* [Dataset excerpts]:
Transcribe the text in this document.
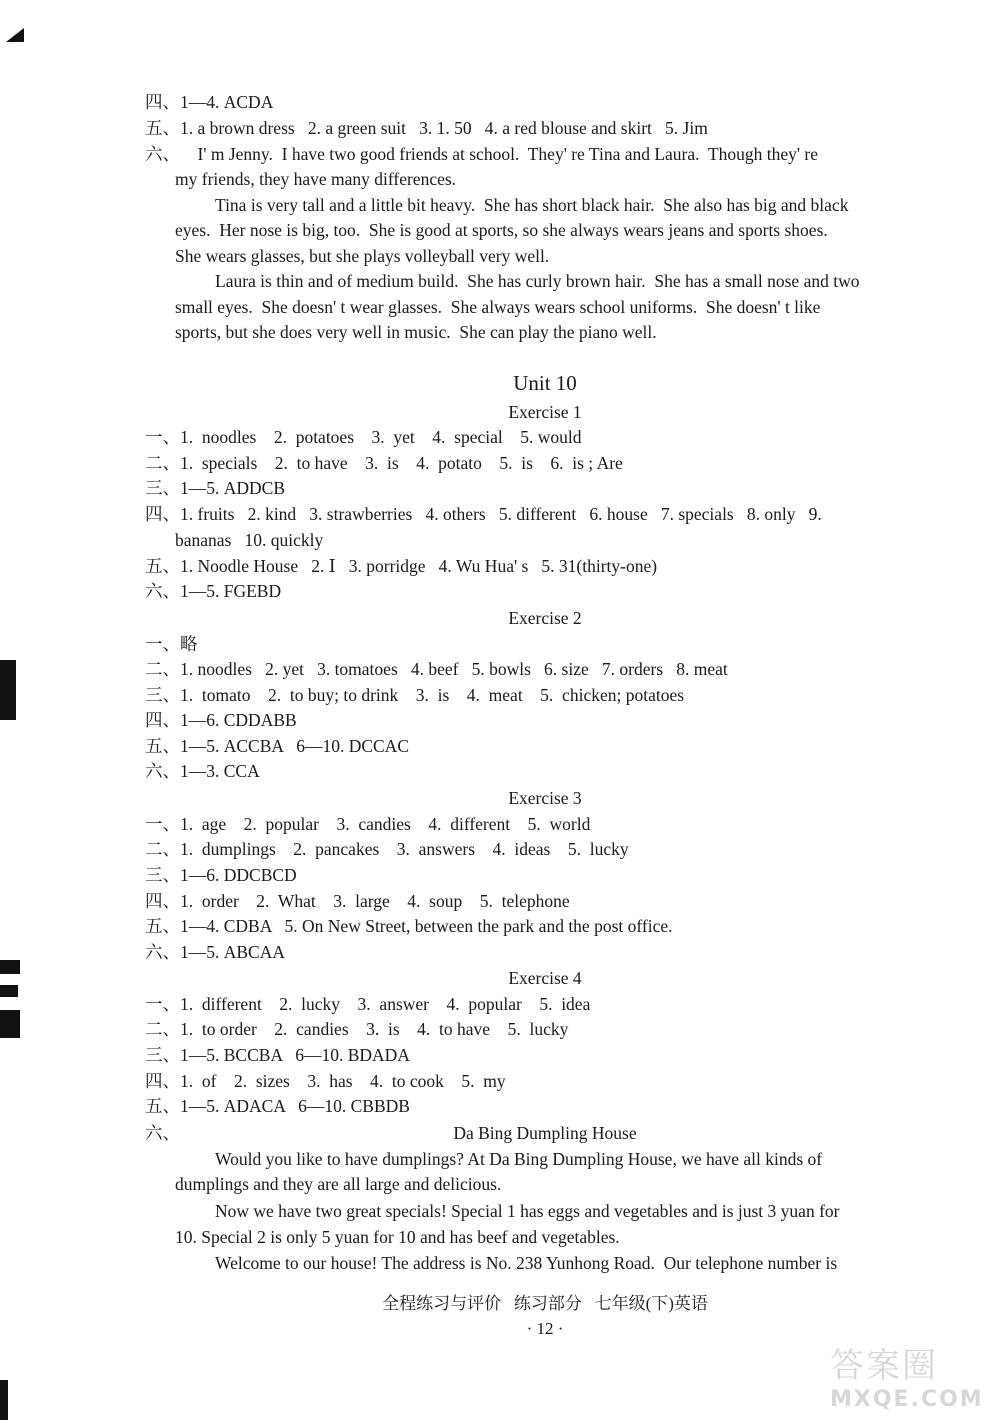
四、1—4. ACDA
五、1. a brown dress   2. a green suit   3. 1. 50   4. a red blouse and skirt   5. Jim
六、    I' m Jenny.  I have two good friends at school.  They' re Tina and Laura.  Though they' re
my friends, they have many differences.
Tina is very tall and a little bit heavy.  She has short black hair.  She also has big and black
eyes.  Her nose is big, too.  She is good at sports, so she always wears jeans and sports shoes.
She wears glasses, but she plays volleyball very well.
Laura is thin and of medium build.  She has curly brown hair.  She has a small nose and two
small eyes.  She doesn' t wear glasses.  She always wears school uniforms.  She doesn' t like
sports, but she does very well in music.  She can play the piano well.
Unit 10
Exercise 1
一、1.  noodles    2.  potatoes    3.  yet    4.  special    5. would
二、1.  specials    2.  to have    3.  is    4.  potato    5.  is    6.  is ; Are
三、1—5. ADDCB
四、1. fruits   2. kind   3. strawberries   4. others   5. different   6. house   7. specials   8. only   9.
bananas   10. quickly
五、1. Noodle House   2. Ⅰ   3. porridge   4. Wu Hua' s   5. 31(thirty-one)
六、1—5. FGEBD
Exercise 2
一、略
二、1. noodles   2. yet   3. tomatoes   4. beef   5. bowls   6. size   7. orders   8. meat
三、1.  tomato    2.  to buy; to drink    3.  is    4.  meat    5.  chicken; potatoes
四、1—6. CDDABB
五、1—5. ACCBA   6—10. DCCAC
六、1—3. CCA
Exercise 3
一、1.  age    2.  popular    3.  candies    4.  different    5.  world
二、1.  dumplings    2.  pancakes    3.  answers    4.  ideas    5.  lucky
三、1—6. DDCBCD
四、1.  order    2.  What    3.  large    4.  soup    5.  telephone
五、1—4. CDBA   5. On New Street, between the park and the post office.
六、1—5. ABCAA
Exercise 4
一、1.  different    2.  lucky    3.  answer    4.  popular    5.  idea
二、1.  to order    2.  candies    3.  is    4.  to have    5.  lucky
三、1—5. BCCBA   6—10. BDADA
四、1.  of    2.  sizes    3.  has    4.  to cook    5.  my
五、1—5. ADACA   6—10. CBBDB
六、	Da Bing Dumpling House
Would you like to have dumplings? At Da Bing Dumpling House, we have all kinds of
dumplings and they are all large and delicious.
Now we have two great specials! Special 1 has eggs and vegetables and is just 3 yuan for
10. Special 2 is only 5 yuan for 10 and has beef and vegetables.
Welcome to our house! The address is No. 238 Yunhong Road.  Our telephone number is
全程练习与评价   练习部分   七年级(下)英语
· 12 ·
答案圈
MXQE.COM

* [Written request]: How many of the lines above hold "very"? Answer with only the number.

* [Completed task]: 3